--- TASK OBJECTIVE ---
Give the material again in full, matching it exactly.

--- DATA IN THIS EXERCISE ---
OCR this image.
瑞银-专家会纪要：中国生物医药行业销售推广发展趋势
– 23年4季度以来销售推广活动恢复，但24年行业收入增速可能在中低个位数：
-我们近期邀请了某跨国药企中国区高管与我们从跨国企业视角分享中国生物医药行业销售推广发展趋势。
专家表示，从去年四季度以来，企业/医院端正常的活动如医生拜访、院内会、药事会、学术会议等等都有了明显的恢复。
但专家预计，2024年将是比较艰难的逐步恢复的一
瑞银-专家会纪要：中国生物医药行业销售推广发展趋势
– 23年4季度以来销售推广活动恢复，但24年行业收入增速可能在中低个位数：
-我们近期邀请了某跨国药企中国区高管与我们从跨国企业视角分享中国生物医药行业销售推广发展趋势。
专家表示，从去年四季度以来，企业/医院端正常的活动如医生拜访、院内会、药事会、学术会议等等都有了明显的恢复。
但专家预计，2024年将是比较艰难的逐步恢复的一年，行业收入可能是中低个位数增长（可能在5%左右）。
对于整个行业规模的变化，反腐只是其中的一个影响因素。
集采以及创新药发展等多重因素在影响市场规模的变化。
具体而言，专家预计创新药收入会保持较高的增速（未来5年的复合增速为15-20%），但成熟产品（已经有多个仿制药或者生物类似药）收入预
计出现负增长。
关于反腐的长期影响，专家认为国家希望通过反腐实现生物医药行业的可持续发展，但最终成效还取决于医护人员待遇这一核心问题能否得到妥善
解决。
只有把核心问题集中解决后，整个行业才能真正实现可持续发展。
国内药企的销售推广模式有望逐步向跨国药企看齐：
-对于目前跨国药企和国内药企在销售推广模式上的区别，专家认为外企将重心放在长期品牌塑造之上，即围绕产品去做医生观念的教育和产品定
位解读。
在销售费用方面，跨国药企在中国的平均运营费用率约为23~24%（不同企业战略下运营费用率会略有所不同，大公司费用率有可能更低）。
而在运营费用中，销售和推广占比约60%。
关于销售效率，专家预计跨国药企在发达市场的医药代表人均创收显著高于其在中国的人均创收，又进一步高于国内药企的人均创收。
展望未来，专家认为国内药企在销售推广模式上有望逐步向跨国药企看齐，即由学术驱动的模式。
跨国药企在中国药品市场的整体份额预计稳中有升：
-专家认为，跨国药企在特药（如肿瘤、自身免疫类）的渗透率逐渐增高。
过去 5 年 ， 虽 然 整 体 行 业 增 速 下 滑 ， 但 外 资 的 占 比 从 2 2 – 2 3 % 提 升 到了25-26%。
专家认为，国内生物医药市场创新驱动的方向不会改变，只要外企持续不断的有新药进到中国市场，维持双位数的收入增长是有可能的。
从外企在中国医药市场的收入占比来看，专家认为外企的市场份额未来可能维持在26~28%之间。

--- ANSWER FOR THE TASK ---
OCR this image.
瑞银-专家会纪要：中国生物医药行业销售推广发展趋势
– 23年4季度以来销售推广活动恢复，但24年行业收入增速可能在中低个位数：
-我们近期邀请了某跨国药企中国区高管与我们从跨国企业视角分享中国生物医药行业销售推广发展趋势。
专家表示，从去年四季度以来，企业/医院端正常的活动如医生拜访、院内会、药事会、学术会议等等都有了明显的恢复。
但专家预计，2024年将是比较艰难的逐步恢复的一
瑞银-专家会纪要：中国生物医药行业销售推广发展趋势
– 23年4季度以来销售推广活动恢复，但24年行业收入增速可能在中低个位数：
-我们近期邀请了某跨国药企中国区高管与我们从跨国企业视角分享中国生物医药行业销售推广发展趋势。
专家表示，从去年四季度以来，企业/医院端正常的活动如医生拜访、院内会、药事会、学术会议等等都有了明显的恢复。
但专家预计，2024年将是比较艰难的逐步恢复的一年，行业收入可能是中低个位数增长（可能在5%左右）。
对于整个行业规模的变化，反腐只是其中的一个影响因素。
集采以及创新药发展等多重因素在影响市场规模的变化。
具体而言，专家预计创新药收入会保持较高的增速（未来5年的复合增速为15-20%），但成熟产品（已经有多个仿制药或者生物类似药）收入预
计出现负增长。
关于反腐的长期影响，专家认为国家希望通过反腐实现生物医药行业的可持续发展，但最终成效还取决于医护人员待遇这一核心问题能否得到妥善
解决。
只有把核心问题集中解决后，整个行业才能真正实现可持续发展。
国内药企的销售推广模式有望逐步向跨国药企看齐：
-对于目前跨国药企和国内药企在销售推广模式上的区别，专家认为外企将重心放在长期品牌塑造之上，即围绕产品去做医生观念的教育和产品定
位解读。
在销售费用方面，跨国药企在中国的平均运营费用率约为23~24%（不同企业战略下运营费用率会略有所不同，大公司费用率有可能更低）。
而在运营费用中，销售和推广占比约60%。
关于销售效率，专家预计跨国药企在发达市场的医药代表人均创收显著高于其在中国的人均创收，又进一步高于国内药企的人均创收。
展望未来，专家认为国内药企在销售推广模式上有望逐步向跨国药企看齐，即由学术驱动的模式。
跨国药企在中国药品市场的整体份额预计稳中有升：
-专家认为，跨国药企在特药（如肿瘤、自身免疫类）的渗透率逐渐增高。
过去 5 年 ， 虽 然 整 体 行 业 增 速 下 滑 ， 但 外 资 的 占 比 从 2 2 – 2 3 % 提 升 到了25-26%。
专家认为，国内生物医药市场创新驱动的方向不会改变，只要外企持续不断的有新药进到中国市场，维持双位数的收入增长是有可能的。
从外企在中国医药市场的收入占比来看，专家认为外企的市场份额未来可能维持在26~28%之间。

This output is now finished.